▸ Tasks for this exercise
• A. In the thread about IBM's Cell blade server, why does rayiner say universal binaries would never take advantage of Cell's power?
• B. From the thread about IBM's Cell blade server, quote the passage starting with "2006-02-06 7:28 am" and going on through "Final Cut Extreme?".

▸ Selected excerpt
════════════════

IBM’s Blade Agenda: Cell Chip, InfiniBand

Thom Holwerda 2006-02-04 IBM 18 Comments

IBM is expected to demonstrate a blade server next week based on the Cell processor the company is developing with Toshiba and Sony. The Cell processor, which also is the brains of Sony’s upcoming PlayStation 3 videogame console, has a PowerPC processing core supplemented by eight special-purpose cores to boost the chip’s calculation abilities.

About The Author

Thom Holwerda

Follow me on Mastodon @[email protected]

18 Comments

2006-02-05 6:35 pm

JustAnotherMacUser
Not many people know, but Apple didn’t specifically say they ruled out using IBM processors.

Supposely it was considered and rejected because of the added difficulty subjecting developers to a brand new architecture in addtion to the Intel switch.

Perhaps Apple will take care of it themselves under the banner of the “universal binaries” with X-Code.

I just don’t see how Apple, which makes a ton offering high powered machines for the cpu intensive media market, will ignore something like the Cell.

2006-02-05 7:22 pm

truckweb
I don’t think that Apple will switch back anytime soon.

The only quick switch I could see Apple do is with AMD. They could have had 64Bits everywhere, right now, with AMD. On the desktop and Server (Athlon64 or Opteron) and laptop (Turion64). Even with DualCore for the Athlon and Opteron, and i’m sure AMD will be there soon with a Turion64 X2…

Why move back to PPC?
2006-02-05 9:06 pm

rayiner
Cell would suck as a PowerMac CPU. It’s performance running general purpose code is going to be very low, even at 3.2 GHz. Universal binaries would never take advantage of Cell’s power, since Cell doesn’t appear to the software as a conventional SMP system. Code has to be specially written to submit work to the SPEs in a batch-oriented fashion, and the power of the Cell will be wasted without such specially written code. At that point, it makes more sense to use the GPU as a coprocessor hidden behind an API like CoreImage/CoreVideo.

2006-02-06 7:28 am

jonas.kirilla
If Apple’s CoreImage/CoreVideo can tap the power of the Cell SPEs without exposing applications to Cell specifics, why wouldn’t it be suitable? Are you saying a GPU is better suited? These APIs look like Apple is trying to free itself of the single SIMD/platform, by providing a blessed system interface to GPUs (+ FPGAs & DSPs ?) and perhaps Cell. What do you think, rayiner?

2006-02-06 2:30 pm

rayiner
I think Cell would be very suitable for CoreImage/CoreVideo, and I think you’re absolutely right that Apple (and the industry in general) is trying to free itself from SIMD tied to the main CPU. However, I think that all the talk about Apple using Cell as the CPU for a PowerMac is quite silly — right up there with using the GPU as the CPU in the machine!

2006-02-05 8:02 pm

sp29
I wonder what Apple Machine will run the “rumored” Avid killer, Final Cut Extreme?

════════════════

▸ Records supplied
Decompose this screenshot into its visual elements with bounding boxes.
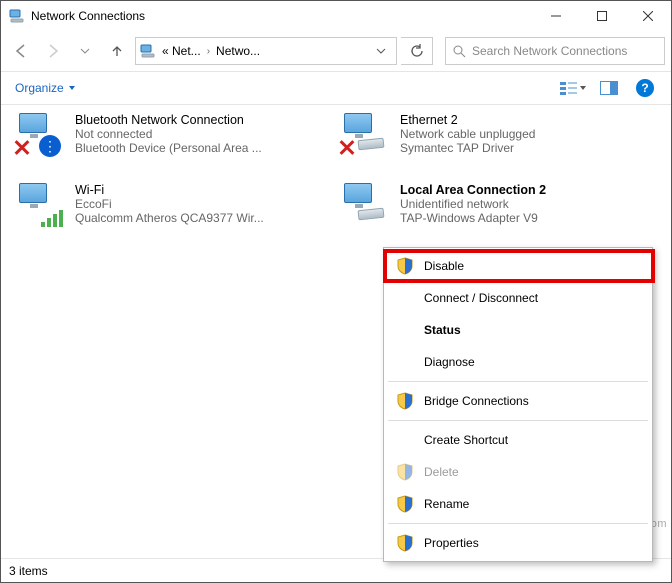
connection-status: Not connected (75, 127, 262, 141)
connection-status: EccoFi (75, 197, 264, 211)
titlebar: Network Connections (1, 1, 671, 31)
recent-dropdown[interactable] (71, 37, 99, 65)
preview-pane-button[interactable] (593, 76, 625, 100)
status-text: 3 items (9, 564, 48, 578)
chevron-right-icon[interactable]: › (207, 46, 210, 57)
help-icon: ? (636, 79, 654, 97)
app-icon (9, 8, 25, 24)
minimize-button[interactable] (533, 1, 579, 31)
network-connections-icon (140, 43, 156, 59)
ctx-properties[interactable]: Properties (384, 527, 652, 559)
connection-icon (336, 181, 394, 229)
command-bar: Organize ? (1, 71, 671, 105)
ctx-label: Disable (424, 259, 464, 273)
window-controls (533, 1, 671, 31)
chevron-down-icon (68, 84, 76, 92)
ctx-label: Delete (424, 465, 459, 479)
navigation-bar: « Net... › Netwo... (1, 31, 671, 71)
menu-separator (388, 381, 648, 382)
address-dropdown[interactable] (370, 46, 392, 56)
connection-status: Network cable unplugged (400, 127, 535, 141)
ctx-shortcut[interactable]: Create Shortcut (384, 424, 652, 456)
shield-icon (396, 495, 414, 513)
shield-icon (396, 463, 414, 481)
ctx-status[interactable]: Status (384, 314, 652, 346)
connection-item-ethernet[interactable]: Ethernet 2 Network cable unplugged Syman… (336, 111, 646, 159)
connection-item-wifi[interactable]: Wi-Fi EccoFi Qualcomm Atheros QCA9377 Wi… (11, 181, 321, 229)
refresh-button[interactable] (401, 37, 433, 65)
ctx-rename[interactable]: Rename (384, 488, 652, 520)
connection-name: Wi-Fi (75, 183, 264, 197)
search-box[interactable] (445, 37, 665, 65)
wifi-signal-icon (41, 209, 63, 227)
ctx-label: Rename (424, 497, 469, 511)
search-icon (452, 44, 466, 58)
ctx-disable[interactable]: Disable (384, 250, 652, 282)
menu-separator (388, 420, 648, 421)
ctx-diagnose[interactable]: Diagnose (384, 346, 652, 378)
connection-icon (11, 181, 69, 229)
connection-device: Qualcomm Atheros QCA9377 Wir... (75, 211, 264, 225)
organize-label: Organize (15, 81, 64, 95)
ctx-label: Diagnose (424, 355, 475, 369)
connection-device: TAP-Windows Adapter V9 (400, 211, 546, 225)
back-button[interactable] (7, 37, 35, 65)
connection-icon (336, 111, 394, 159)
close-button[interactable] (625, 1, 671, 31)
bluetooth-icon: ⋮ (39, 135, 61, 157)
explorer-window: Network Connections « Net... › Netwo... … (0, 0, 672, 583)
ctx-label: Bridge Connections (424, 394, 529, 408)
breadcrumb-part[interactable]: Netwo... (214, 44, 262, 58)
forward-button[interactable] (39, 37, 67, 65)
ctx-label: Create Shortcut (424, 433, 508, 447)
maximize-button[interactable] (579, 1, 625, 31)
ctx-label: Status (424, 323, 461, 337)
connection-device: Bluetooth Device (Personal Area ... (75, 141, 262, 155)
ctx-label: Properties (424, 536, 479, 550)
connection-device: Symantec TAP Driver (400, 141, 535, 155)
connection-name: Bluetooth Network Connection (75, 113, 262, 127)
ctx-bridge[interactable]: Bridge Connections (384, 385, 652, 417)
up-button[interactable] (103, 37, 131, 65)
shield-icon (396, 257, 414, 275)
search-input[interactable] (472, 44, 658, 58)
ctx-label: Connect / Disconnect (424, 291, 538, 305)
connection-name: Local Area Connection 2 (400, 183, 546, 197)
address-bar[interactable]: « Net... › Netwo... (135, 37, 397, 65)
context-menu: Disable Connect / Disconnect Status Diag… (383, 247, 653, 562)
connection-status: Unidentified network (400, 197, 546, 211)
connection-icon: ⋮ (11, 111, 69, 159)
help-button[interactable]: ? (629, 76, 661, 100)
view-options-button[interactable] (557, 76, 589, 100)
connection-item-bluetooth[interactable]: ⋮ Bluetooth Network Connection Not conne… (11, 111, 321, 159)
organize-button[interactable]: Organize (9, 77, 82, 99)
window-title: Network Connections (31, 9, 533, 23)
ctx-delete: Delete (384, 456, 652, 488)
connection-item-lan[interactable]: Local Area Connection 2 Unidentified net… (336, 181, 646, 229)
breadcrumb-part[interactable]: « Net... (160, 44, 203, 58)
ctx-connect[interactable]: Connect / Disconnect (384, 282, 652, 314)
shield-icon (396, 534, 414, 552)
connection-name: Ethernet 2 (400, 113, 535, 127)
shield-icon (396, 392, 414, 410)
menu-separator (388, 523, 648, 524)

════════════════

▸ Results
• A. Cell doesn't appear to software as a conventional SMP system. Code has to be specially written to submit work to the SPEs in a batch-oriented fashion, and without that code Cell's power is wasted.

• B.
2006-02-06 7:28 am

jonas.kirilla
If Apple’s CoreImage/CoreVideo can tap the power of the Cell SPEs without exposing applications to Cell specifics, why wouldn’t it be suitable? Are you saying a GPU is better suited? These APIs look like Apple is trying to free itself of the single SIMD/platform, by providing a blessed system interface to GPUs (+ FPGAs & DSPs ?) and perhaps Cell. What do you think, rayiner?

2006-02-06 2:30 pm

rayiner
I think Cell would be very suitable for CoreImage/CoreVideo, and I think you’re absolutely right that Apple (and the industry in general) is trying to free itself from SIMD tied to the main CPU. However, I think that all the talk about Apple using Cell as the CPU for a PowerMac is quite silly — right up there with using the GPU as the CPU in the machine!

2006-02-05 8:02 pm

sp29
I wonder what Apple Machine will run the “rumored” Avid killer, Final Cut Extreme?